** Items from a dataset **
======
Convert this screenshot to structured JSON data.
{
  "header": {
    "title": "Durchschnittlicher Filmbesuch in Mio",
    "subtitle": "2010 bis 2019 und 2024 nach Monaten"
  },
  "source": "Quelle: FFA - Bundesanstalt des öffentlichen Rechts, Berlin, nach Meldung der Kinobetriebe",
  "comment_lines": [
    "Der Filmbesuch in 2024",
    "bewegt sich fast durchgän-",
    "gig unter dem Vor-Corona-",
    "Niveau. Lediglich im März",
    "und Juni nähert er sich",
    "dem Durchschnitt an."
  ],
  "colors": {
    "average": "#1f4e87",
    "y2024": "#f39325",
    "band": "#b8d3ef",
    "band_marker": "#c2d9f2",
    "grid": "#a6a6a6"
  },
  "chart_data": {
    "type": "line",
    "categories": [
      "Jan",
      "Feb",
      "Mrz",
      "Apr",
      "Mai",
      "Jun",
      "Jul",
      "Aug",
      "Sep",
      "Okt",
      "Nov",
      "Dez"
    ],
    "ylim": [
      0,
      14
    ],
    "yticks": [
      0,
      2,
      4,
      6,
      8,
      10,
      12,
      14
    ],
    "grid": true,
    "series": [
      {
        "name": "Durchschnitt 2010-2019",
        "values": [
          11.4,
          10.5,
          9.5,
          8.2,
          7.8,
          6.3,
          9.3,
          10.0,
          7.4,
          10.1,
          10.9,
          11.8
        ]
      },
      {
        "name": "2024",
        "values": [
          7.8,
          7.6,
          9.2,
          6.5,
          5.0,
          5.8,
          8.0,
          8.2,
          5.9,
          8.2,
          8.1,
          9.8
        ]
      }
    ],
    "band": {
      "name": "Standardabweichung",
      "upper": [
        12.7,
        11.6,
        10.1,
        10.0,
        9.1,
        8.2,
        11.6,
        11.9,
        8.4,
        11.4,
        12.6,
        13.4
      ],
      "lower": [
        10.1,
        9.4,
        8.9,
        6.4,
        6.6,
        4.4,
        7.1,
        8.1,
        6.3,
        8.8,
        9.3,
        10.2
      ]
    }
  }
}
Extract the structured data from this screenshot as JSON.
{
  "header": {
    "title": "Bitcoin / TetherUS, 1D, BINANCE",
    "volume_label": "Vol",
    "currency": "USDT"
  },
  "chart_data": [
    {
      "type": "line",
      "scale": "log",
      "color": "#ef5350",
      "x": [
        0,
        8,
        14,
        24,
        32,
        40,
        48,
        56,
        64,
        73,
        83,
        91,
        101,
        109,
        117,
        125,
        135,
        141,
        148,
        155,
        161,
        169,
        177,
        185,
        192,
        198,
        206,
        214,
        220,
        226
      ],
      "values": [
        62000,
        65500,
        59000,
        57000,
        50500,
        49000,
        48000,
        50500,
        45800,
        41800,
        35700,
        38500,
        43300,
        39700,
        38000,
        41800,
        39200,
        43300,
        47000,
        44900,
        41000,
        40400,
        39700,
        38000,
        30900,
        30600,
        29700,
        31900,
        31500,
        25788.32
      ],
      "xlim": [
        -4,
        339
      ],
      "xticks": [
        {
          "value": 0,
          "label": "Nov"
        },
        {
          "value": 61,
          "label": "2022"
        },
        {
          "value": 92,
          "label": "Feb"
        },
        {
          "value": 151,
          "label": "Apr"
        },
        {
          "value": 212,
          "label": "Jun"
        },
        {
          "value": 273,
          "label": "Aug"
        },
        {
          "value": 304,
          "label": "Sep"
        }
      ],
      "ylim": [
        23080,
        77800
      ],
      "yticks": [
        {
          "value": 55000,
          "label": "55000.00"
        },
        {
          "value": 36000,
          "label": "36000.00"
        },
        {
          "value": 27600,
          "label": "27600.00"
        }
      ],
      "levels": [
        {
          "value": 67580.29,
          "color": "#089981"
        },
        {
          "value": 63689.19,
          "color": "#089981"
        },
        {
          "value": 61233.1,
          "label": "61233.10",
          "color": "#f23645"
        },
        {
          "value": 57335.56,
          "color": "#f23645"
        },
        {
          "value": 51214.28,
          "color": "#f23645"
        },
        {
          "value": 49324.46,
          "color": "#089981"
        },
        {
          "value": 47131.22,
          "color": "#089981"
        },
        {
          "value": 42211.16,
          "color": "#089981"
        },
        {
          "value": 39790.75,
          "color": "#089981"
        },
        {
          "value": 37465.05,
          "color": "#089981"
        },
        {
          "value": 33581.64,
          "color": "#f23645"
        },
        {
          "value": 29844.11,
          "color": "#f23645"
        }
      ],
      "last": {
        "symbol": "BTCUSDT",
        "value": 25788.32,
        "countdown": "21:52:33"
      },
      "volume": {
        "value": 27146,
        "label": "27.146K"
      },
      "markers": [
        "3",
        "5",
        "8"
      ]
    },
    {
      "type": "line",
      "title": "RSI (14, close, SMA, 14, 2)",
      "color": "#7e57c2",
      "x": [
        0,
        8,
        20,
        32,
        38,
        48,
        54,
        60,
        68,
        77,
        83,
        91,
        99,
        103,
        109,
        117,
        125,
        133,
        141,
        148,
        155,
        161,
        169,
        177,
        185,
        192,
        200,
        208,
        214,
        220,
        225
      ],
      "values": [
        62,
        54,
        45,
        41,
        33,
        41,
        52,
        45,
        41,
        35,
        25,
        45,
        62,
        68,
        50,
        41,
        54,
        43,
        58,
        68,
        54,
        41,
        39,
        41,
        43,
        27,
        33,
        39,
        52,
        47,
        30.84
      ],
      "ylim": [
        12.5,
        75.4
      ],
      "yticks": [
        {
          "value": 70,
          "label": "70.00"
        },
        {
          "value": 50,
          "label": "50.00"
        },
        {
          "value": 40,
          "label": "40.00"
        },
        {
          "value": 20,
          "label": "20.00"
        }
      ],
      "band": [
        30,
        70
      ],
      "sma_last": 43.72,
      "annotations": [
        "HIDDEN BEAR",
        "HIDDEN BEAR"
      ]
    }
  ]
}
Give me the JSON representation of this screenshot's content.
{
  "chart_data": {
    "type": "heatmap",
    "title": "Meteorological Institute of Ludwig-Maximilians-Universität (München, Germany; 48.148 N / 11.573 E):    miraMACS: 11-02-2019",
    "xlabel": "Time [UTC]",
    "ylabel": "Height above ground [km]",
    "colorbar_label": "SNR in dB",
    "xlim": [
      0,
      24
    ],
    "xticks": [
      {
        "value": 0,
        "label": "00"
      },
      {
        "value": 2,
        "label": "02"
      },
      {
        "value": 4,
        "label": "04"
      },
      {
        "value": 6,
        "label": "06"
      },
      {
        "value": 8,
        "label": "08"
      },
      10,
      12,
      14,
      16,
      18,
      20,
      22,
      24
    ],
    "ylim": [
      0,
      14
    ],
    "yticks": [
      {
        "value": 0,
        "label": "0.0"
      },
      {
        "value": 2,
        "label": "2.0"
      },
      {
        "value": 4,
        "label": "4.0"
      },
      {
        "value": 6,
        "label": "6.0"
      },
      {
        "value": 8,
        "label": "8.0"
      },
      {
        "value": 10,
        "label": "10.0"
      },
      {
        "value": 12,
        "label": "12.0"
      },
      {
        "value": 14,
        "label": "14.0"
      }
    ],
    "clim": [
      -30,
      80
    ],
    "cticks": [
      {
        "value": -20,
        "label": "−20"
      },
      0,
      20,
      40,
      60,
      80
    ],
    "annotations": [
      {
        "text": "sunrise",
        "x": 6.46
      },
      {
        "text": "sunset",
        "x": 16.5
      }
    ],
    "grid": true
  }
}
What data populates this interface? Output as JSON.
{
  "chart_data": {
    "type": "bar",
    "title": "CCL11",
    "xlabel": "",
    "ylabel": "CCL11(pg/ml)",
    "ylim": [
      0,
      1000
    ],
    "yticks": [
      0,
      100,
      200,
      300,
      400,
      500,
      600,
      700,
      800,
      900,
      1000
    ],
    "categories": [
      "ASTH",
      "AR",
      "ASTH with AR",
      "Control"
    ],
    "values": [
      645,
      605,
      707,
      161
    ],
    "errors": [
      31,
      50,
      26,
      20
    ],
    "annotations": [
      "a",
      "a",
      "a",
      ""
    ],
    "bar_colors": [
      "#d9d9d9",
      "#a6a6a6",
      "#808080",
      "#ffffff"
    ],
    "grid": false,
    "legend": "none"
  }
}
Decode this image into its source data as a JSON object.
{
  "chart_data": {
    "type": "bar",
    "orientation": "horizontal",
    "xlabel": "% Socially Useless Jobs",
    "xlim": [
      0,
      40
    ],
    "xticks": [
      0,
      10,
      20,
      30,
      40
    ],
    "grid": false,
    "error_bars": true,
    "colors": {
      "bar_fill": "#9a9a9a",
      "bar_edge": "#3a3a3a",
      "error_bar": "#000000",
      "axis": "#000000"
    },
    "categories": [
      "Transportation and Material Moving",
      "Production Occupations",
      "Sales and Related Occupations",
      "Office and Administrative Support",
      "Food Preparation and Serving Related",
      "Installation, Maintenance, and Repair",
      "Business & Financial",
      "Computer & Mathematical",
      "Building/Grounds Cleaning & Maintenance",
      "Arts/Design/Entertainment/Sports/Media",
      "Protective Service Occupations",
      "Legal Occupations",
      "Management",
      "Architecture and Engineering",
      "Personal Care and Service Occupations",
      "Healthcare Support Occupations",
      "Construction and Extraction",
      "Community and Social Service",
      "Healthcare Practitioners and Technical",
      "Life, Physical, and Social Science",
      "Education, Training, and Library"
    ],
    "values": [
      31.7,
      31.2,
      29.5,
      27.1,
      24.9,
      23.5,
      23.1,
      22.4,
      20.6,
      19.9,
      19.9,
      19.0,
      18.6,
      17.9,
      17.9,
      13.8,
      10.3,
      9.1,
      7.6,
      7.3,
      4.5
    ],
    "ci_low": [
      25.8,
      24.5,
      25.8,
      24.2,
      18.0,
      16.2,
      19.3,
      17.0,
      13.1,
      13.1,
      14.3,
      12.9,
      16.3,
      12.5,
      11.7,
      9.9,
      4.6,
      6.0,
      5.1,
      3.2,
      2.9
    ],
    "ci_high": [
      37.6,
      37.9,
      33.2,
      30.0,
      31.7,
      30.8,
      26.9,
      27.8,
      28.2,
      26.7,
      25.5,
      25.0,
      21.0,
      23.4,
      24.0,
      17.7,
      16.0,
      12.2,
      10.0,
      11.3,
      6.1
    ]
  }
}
======
** Directions for this task **
From the records above, copy every line that holds the word "grid".

** Exercise result **
    "grid": "#a6a6a6"
    "grid": true,
    "grid": true
    "grid": false,
    "grid": false,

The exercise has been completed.